(Collected data entries)

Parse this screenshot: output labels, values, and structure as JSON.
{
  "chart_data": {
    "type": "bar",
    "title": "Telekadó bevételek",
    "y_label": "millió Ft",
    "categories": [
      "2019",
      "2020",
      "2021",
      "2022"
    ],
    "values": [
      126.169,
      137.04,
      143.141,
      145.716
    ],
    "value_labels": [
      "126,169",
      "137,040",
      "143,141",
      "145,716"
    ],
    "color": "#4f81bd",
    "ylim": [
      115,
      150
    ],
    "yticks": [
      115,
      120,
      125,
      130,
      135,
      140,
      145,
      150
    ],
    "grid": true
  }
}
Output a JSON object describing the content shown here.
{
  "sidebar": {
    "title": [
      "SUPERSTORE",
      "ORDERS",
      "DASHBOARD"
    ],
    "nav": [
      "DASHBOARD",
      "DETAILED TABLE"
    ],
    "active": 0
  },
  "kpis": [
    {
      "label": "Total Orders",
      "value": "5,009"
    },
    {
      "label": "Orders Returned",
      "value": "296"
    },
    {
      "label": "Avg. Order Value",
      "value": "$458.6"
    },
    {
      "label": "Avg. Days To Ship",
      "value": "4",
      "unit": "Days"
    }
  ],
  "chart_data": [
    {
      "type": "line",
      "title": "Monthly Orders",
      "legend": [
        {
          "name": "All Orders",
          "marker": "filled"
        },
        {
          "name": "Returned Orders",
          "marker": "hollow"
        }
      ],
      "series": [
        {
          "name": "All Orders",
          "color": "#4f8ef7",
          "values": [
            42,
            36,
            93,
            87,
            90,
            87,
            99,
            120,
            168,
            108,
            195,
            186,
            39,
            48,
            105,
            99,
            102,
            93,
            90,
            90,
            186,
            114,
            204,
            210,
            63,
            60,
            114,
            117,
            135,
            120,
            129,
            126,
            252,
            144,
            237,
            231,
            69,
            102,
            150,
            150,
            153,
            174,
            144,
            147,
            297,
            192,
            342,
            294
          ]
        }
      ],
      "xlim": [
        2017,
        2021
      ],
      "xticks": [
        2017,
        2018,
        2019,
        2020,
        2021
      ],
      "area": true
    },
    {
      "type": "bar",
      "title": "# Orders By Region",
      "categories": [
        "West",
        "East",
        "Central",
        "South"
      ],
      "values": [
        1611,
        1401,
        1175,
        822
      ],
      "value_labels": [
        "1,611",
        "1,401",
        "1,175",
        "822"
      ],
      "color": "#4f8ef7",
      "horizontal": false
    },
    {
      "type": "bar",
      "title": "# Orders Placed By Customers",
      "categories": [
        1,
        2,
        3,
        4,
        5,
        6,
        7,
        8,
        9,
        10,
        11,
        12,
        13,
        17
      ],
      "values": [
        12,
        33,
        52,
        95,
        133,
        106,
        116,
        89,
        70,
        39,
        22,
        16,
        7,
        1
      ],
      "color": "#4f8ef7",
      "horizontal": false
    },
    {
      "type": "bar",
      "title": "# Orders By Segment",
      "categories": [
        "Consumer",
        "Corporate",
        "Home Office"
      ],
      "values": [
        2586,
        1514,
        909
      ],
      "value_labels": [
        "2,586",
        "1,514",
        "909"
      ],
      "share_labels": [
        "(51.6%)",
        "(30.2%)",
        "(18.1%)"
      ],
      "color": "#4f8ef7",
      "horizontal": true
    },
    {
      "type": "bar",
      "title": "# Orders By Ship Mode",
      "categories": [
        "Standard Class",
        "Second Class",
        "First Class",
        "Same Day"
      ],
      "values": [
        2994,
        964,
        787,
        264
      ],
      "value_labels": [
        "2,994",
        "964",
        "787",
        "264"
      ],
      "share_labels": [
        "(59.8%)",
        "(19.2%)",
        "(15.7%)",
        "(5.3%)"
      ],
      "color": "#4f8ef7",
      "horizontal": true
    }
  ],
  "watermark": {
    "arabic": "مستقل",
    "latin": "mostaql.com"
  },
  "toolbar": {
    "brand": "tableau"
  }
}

Task brief:
Only a number is wanted: how many lines contain the word "Class"?

Written response:
3